▶ _What you should do_: All of the listing below must be repeated word for word. Pictures are the only thing to omit.

=== Provided data ===

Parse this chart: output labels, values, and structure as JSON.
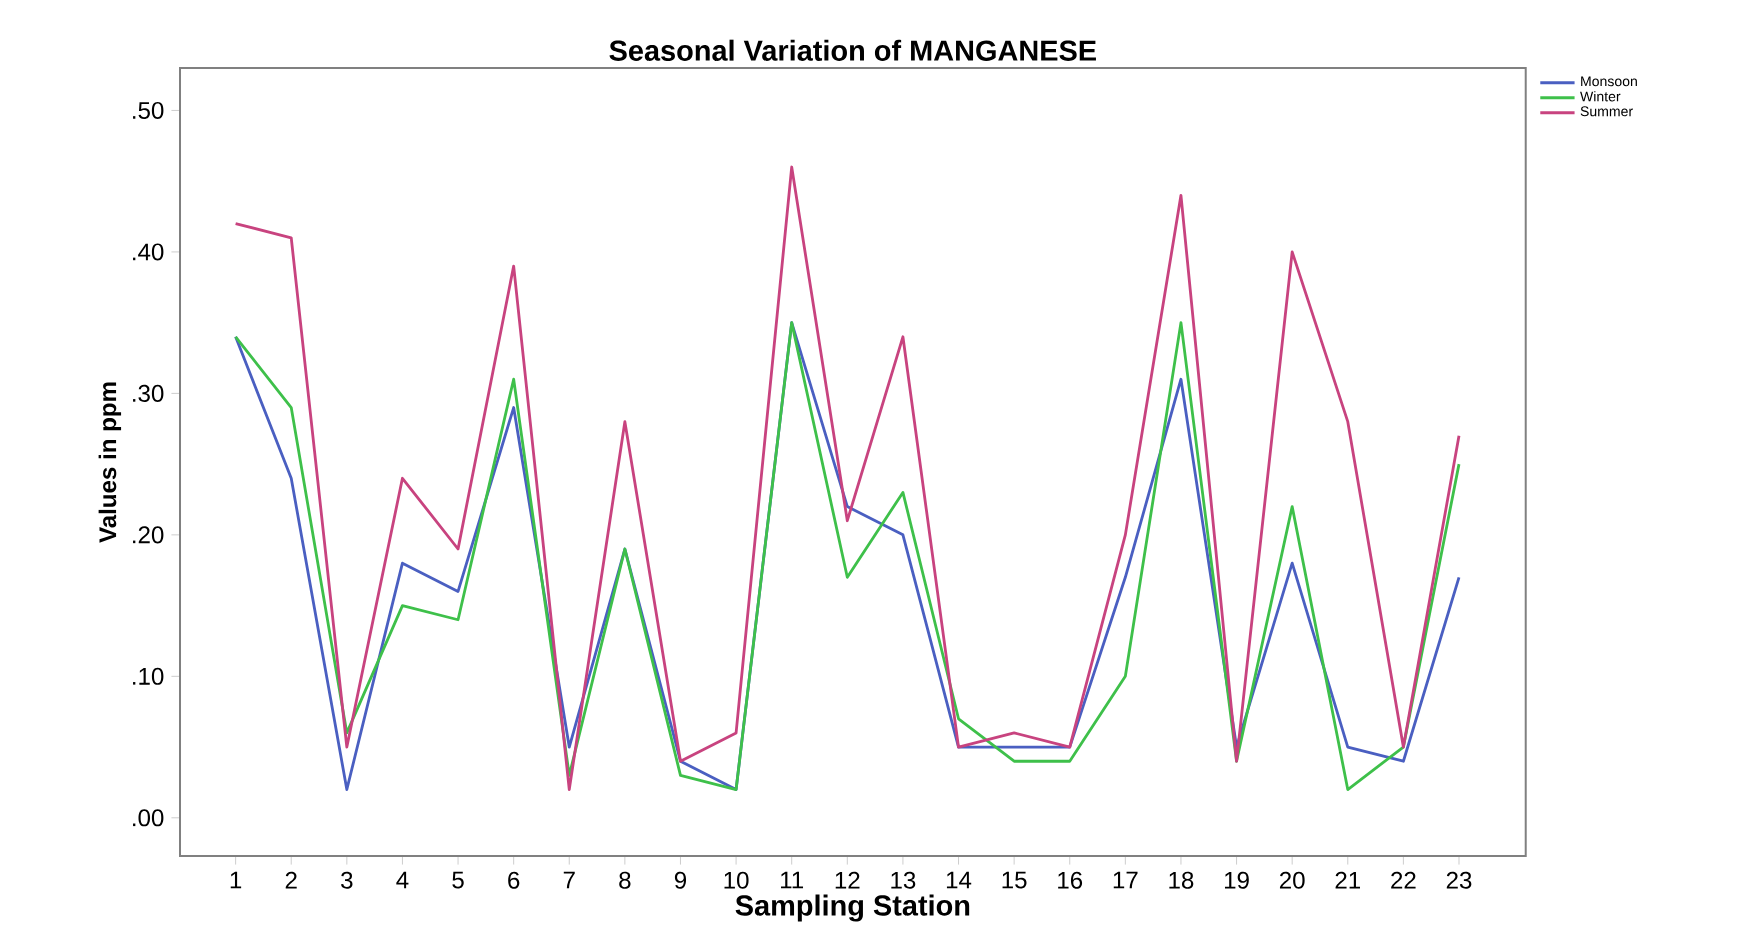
{
  "chart_data": {
    "type": "line",
    "title": "Seasonal Variation of MANGANESE",
    "xlabel": "Sampling Station",
    "ylabel": "Values in ppm",
    "categories": [
      "1",
      "2",
      "3",
      "4",
      "5",
      "6",
      "7",
      "8",
      "9",
      "10",
      "11",
      "12",
      "13",
      "14",
      "15",
      "16",
      "17",
      "18",
      "19",
      "20",
      "21",
      "22",
      "23"
    ],
    "series": [
      {
        "name": "Monsoon",
        "color": "#4a5fc1",
        "values": [
          0.34,
          0.24,
          0.02,
          0.18,
          0.16,
          0.29,
          0.05,
          0.19,
          0.04,
          0.02,
          0.35,
          0.22,
          0.2,
          0.05,
          0.05,
          0.05,
          0.17,
          0.31,
          0.05,
          0.18,
          0.05,
          0.04,
          0.17
        ]
      },
      {
        "name": "Winter",
        "color": "#3ec04a",
        "values": [
          0.34,
          0.29,
          0.06,
          0.15,
          0.14,
          0.31,
          0.03,
          0.19,
          0.03,
          0.02,
          0.35,
          0.17,
          0.23,
          0.07,
          0.04,
          0.04,
          0.1,
          0.35,
          0.04,
          0.22,
          0.02,
          0.05,
          0.25
        ]
      },
      {
        "name": "Summer",
        "color": "#c8437f",
        "values": [
          0.42,
          0.41,
          0.05,
          0.24,
          0.19,
          0.39,
          0.02,
          0.28,
          0.04,
          0.06,
          0.46,
          0.21,
          0.34,
          0.05,
          0.06,
          0.05,
          0.2,
          0.44,
          0.04,
          0.4,
          0.28,
          0.05,
          0.27
        ]
      }
    ],
    "ylim": [
      -0.027,
      0.53
    ],
    "yticks": [
      {
        "value": 0,
        "label": ".00"
      },
      {
        "value": 0.1,
        "label": ".10"
      },
      {
        "value": 0.2,
        "label": ".20"
      },
      {
        "value": 0.3,
        "label": ".30"
      },
      {
        "value": 0.4,
        "label": ".40"
      },
      {
        "value": 0.5,
        "label": ".50"
      }
    ],
    "legend": "top right",
    "grid": false,
    "marker": "none",
    "line_style": "solid"
  }
}
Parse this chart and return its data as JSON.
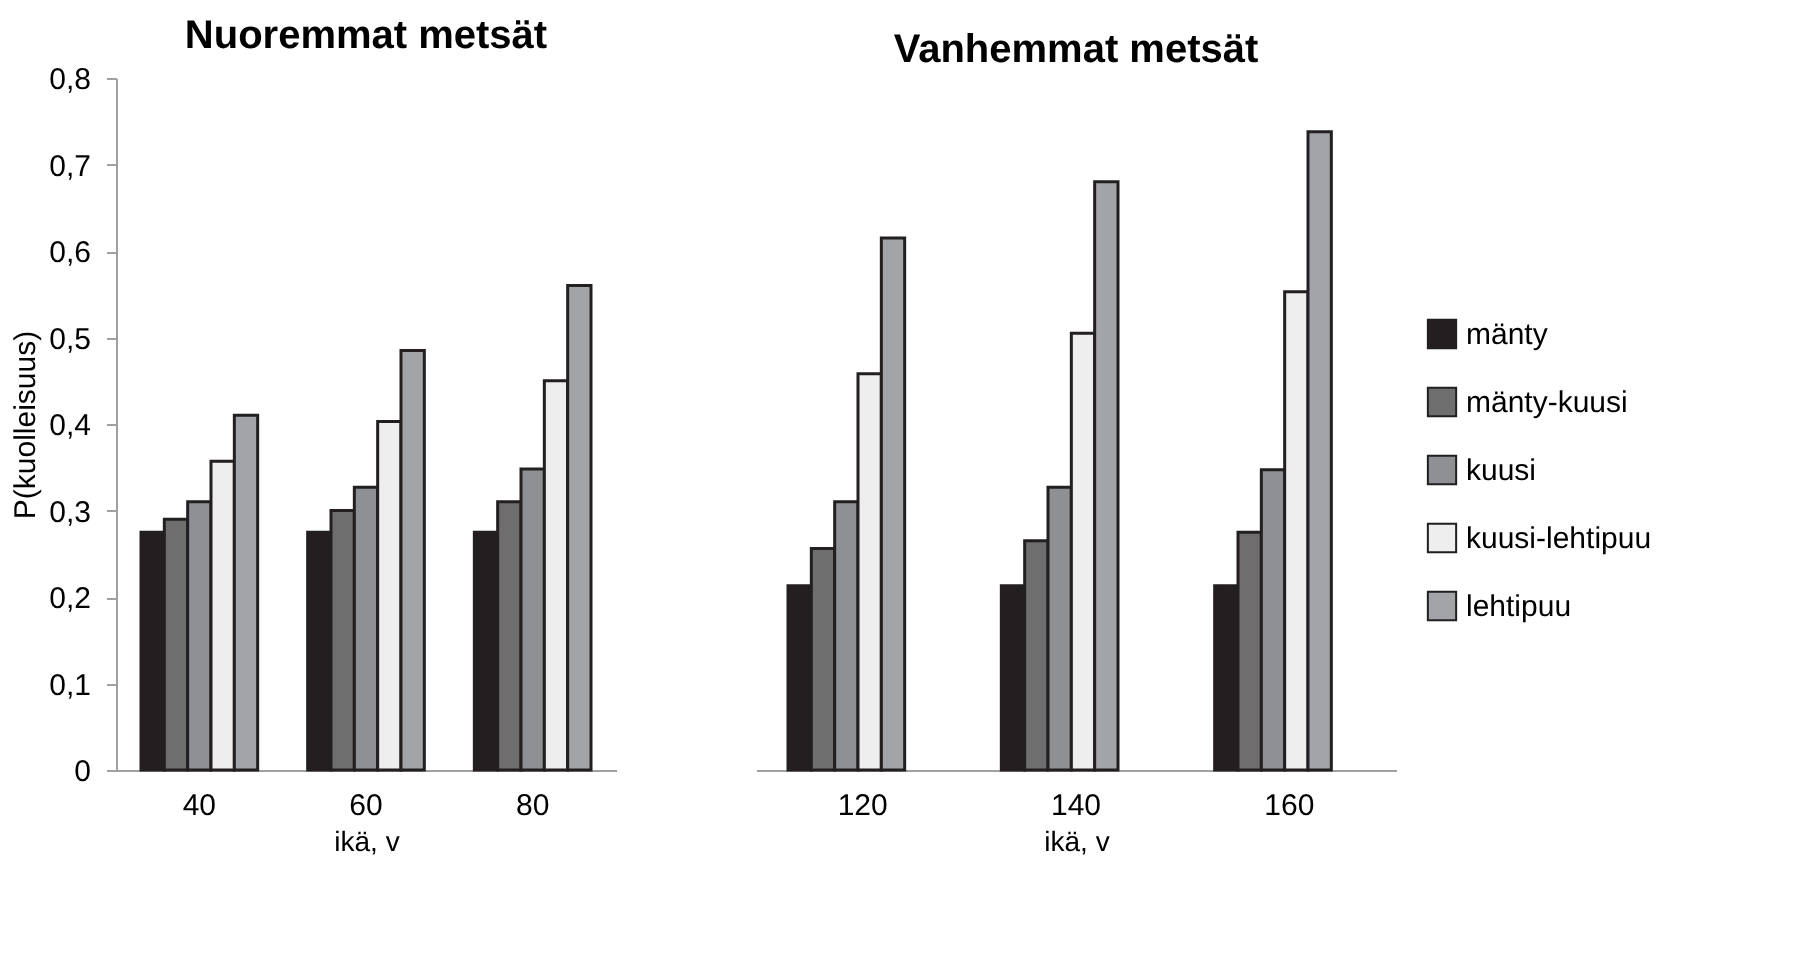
{
  "chart_data": [
    {
      "type": "bar",
      "title": "Nuoremmat metsät",
      "xlabel": "ikä, v",
      "ylabel": "P(kuolleisuus)",
      "categories": [
        "40",
        "60",
        "80"
      ],
      "ylim": [
        0,
        0.8
      ],
      "yticks": [
        0,
        {
          "value": 0.1,
          "label": "0,1"
        },
        {
          "value": 0.2,
          "label": "0,2"
        },
        {
          "value": 0.3,
          "label": "0,3"
        },
        {
          "value": 0.4,
          "label": "0,4"
        },
        {
          "value": 0.5,
          "label": "0,5"
        },
        {
          "value": 0.6,
          "label": "0,6"
        },
        {
          "value": 0.7,
          "label": "0,7"
        },
        {
          "value": 0.8,
          "label": "0,8"
        }
      ],
      "grid": false,
      "legend": false,
      "series": [
        {
          "color": "#231f20",
          "values": [
            0.275,
            0.275,
            0.275
          ]
        },
        {
          "color": "#6e6e6e",
          "values": [
            0.29,
            0.3,
            0.31
          ]
        },
        {
          "color": "#8e9094",
          "values": [
            0.31,
            0.327,
            0.348
          ]
        },
        {
          "color": "#eeeeee",
          "values": [
            0.357,
            0.403,
            0.45
          ]
        },
        {
          "color": "#a2a4a8",
          "values": [
            0.41,
            0.485,
            0.56
          ]
        }
      ]
    },
    {
      "type": "bar",
      "title": "Vanhemmat metsät",
      "xlabel": "ikä, v",
      "categories": [
        "120",
        "140",
        "160"
      ],
      "ylim": [
        0,
        0.8
      ],
      "tick_labels": "x",
      "grid": false,
      "legend": "right",
      "series": [
        {
          "name": "mänty",
          "color": "#231f20",
          "values": [
            0.213,
            0.213,
            0.213
          ]
        },
        {
          "name": "mänty-kuusi",
          "color": "#6e6e6e",
          "values": [
            0.256,
            0.265,
            0.275
          ]
        },
        {
          "name": "kuusi",
          "color": "#8e9094",
          "values": [
            0.31,
            0.327,
            0.347
          ]
        },
        {
          "name": "kuusi-lehtipuu",
          "color": "#eeeeee",
          "values": [
            0.458,
            0.505,
            0.553
          ]
        },
        {
          "name": "lehtipuu",
          "color": "#a2a4a8",
          "values": [
            0.615,
            0.68,
            0.738
          ]
        }
      ]
    }
  ]
}
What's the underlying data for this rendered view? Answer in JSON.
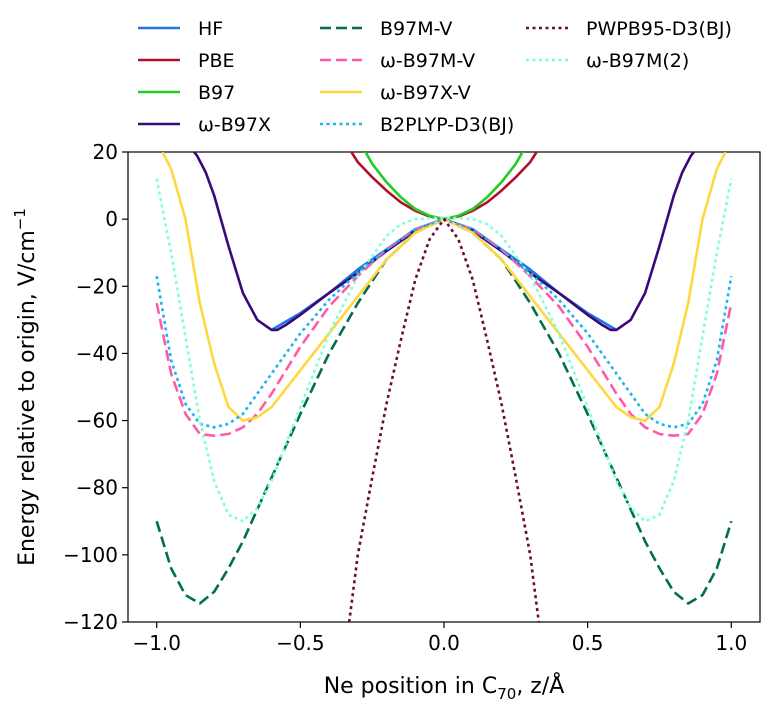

===

▶ _Full response_:
Parse this chart: output labels, values, and structure as JSON.
{
  "chart_data": {
    "type": "line",
    "title": "Seasonal Variation of MANGANESE",
    "xlabel": "Sampling Station",
    "ylabel": "Values in ppm",
    "categories": [
      "1",
      "2",
      "3",
      "4",
      "5",
      "6",
      "7",
      "8",
      "9",
      "10",
      "11",
      "12",
      "13",
      "14",
      "15",
      "16",
      "17",
      "18",
      "19",
      "20",
      "21",
      "22",
      "23"
    ],
    "series": [
      {
        "name": "Monsoon",
        "color": "#4a5fc1",
        "values": [
          0.34,
          0.24,
          0.02,
          0.18,
          0.16,
          0.29,
          0.05,
          0.19,
          0.04,
          0.02,
          0.35,
          0.22,
          0.2,
          0.05,
          0.05,
          0.05,
          0.17,
          0.31,
          0.05,
          0.18,
          0.05,
          0.04,
          0.17
        ]
      },
      {
        "name": "Winter",
        "color": "#3ec04a",
        "values": [
          0.34,
          0.29,
          0.06,
          0.15,
          0.14,
          0.31,
          0.03,
          0.19,
          0.03,
          0.02,
          0.35,
          0.17,
          0.23,
          0.07,
          0.04,
          0.04,
          0.1,
          0.35,
          0.04,
          0.22,
          0.02,
          0.05,
          0.25
        ]
      },
      {
        "name": "Summer",
        "color": "#c8437f",
        "values": [
          0.42,
          0.41,
          0.05,
          0.24,
          0.19,
          0.39,
          0.02,
          0.28,
          0.04,
          0.06,
          0.46,
          0.21,
          0.34,
          0.05,
          0.06,
          0.05,
          0.2,
          0.44,
          0.04,
          0.4,
          0.28,
          0.05,
          0.27
        ]
      }
    ],
    "ylim": [
      -0.027,
      0.53
    ],
    "yticks": [
      {
        "value": 0,
        "label": ".00"
      },
      {
        "value": 0.1,
        "label": ".10"
      },
      {
        "value": 0.2,
        "label": ".20"
      },
      {
        "value": 0.3,
        "label": ".30"
      },
      {
        "value": 0.4,
        "label": ".40"
      },
      {
        "value": 0.5,
        "label": ".50"
      }
    ],
    "legend": "top right",
    "grid": false,
    "marker": "none",
    "line_style": "solid"
  }
}
Parse this chart and return its data as JSON.
{
  "chart_data": [
    {
      "type": "bar",
      "title": "Nuoremmat metsät",
      "xlabel": "ikä, v",
      "ylabel": "P(kuolleisuus)",
      "categories": [
        "40",
        "60",
        "80"
      ],
      "ylim": [
        0,
        0.8
      ],
      "yticks": [
        0,
        {
          "value": 0.1,
          "label": "0,1"
        },
        {
          "value": 0.2,
          "label": "0,2"
        },
        {
          "value": 0.3,
          "label": "0,3"
        },
        {
          "value": 0.4,
          "label": "0,4"
        },
        {
          "value": 0.5,
          "label": "0,5"
        },
        {
          "value": 0.6,
          "label": "0,6"
        },
        {
          "value": 0.7,
          "label": "0,7"
        },
        {
          "value": 0.8,
          "label": "0,8"
        }
      ],
      "grid": false,
      "legend": false,
      "series": [
        {
          "color": "#231f20",
          "values": [
            0.275,
            0.275,
            0.275
          ]
        },
        {
          "color": "#6e6e6e",
          "values": [
            0.29,
            0.3,
            0.31
          ]
        },
        {
          "color": "#8e9094",
          "values": [
            0.31,
            0.327,
            0.348
          ]
        },
        {
          "color": "#eeeeee",
          "values": [
            0.357,
            0.403,
            0.45
          ]
        },
        {
          "color": "#a2a4a8",
          "values": [
            0.41,
            0.485,
            0.56
          ]
        }
      ]
    },
    {
      "type": "bar",
      "title": "Vanhemmat metsät",
      "xlabel": "ikä, v",
      "categories": [
        "120",
        "140",
        "160"
      ],
      "ylim": [
        0,
        0.8
      ],
      "tick_labels": "x",
      "grid": false,
      "legend": "right",
      "series": [
        {
          "name": "mänty",
          "color": "#231f20",
          "values": [
            0.213,
            0.213,
            0.213
          ]
        },
        {
          "name": "mänty-kuusi",
          "color": "#6e6e6e",
          "values": [
            0.256,
            0.265,
            0.275
          ]
        },
        {
          "name": "kuusi",
          "color": "#8e9094",
          "values": [
            0.31,
            0.327,
            0.347
          ]
        },
        {
          "name": "kuusi-lehtipuu",
          "color": "#eeeeee",
          "values": [
            0.458,
            0.505,
            0.553
          ]
        },
        {
          "name": "lehtipuu",
          "color": "#a2a4a8",
          "values": [
            0.615,
            0.68,
            0.738
          ]
        }
      ]
    }
  ]
}
What's the underlying data for this rendered view? Answer in JSON.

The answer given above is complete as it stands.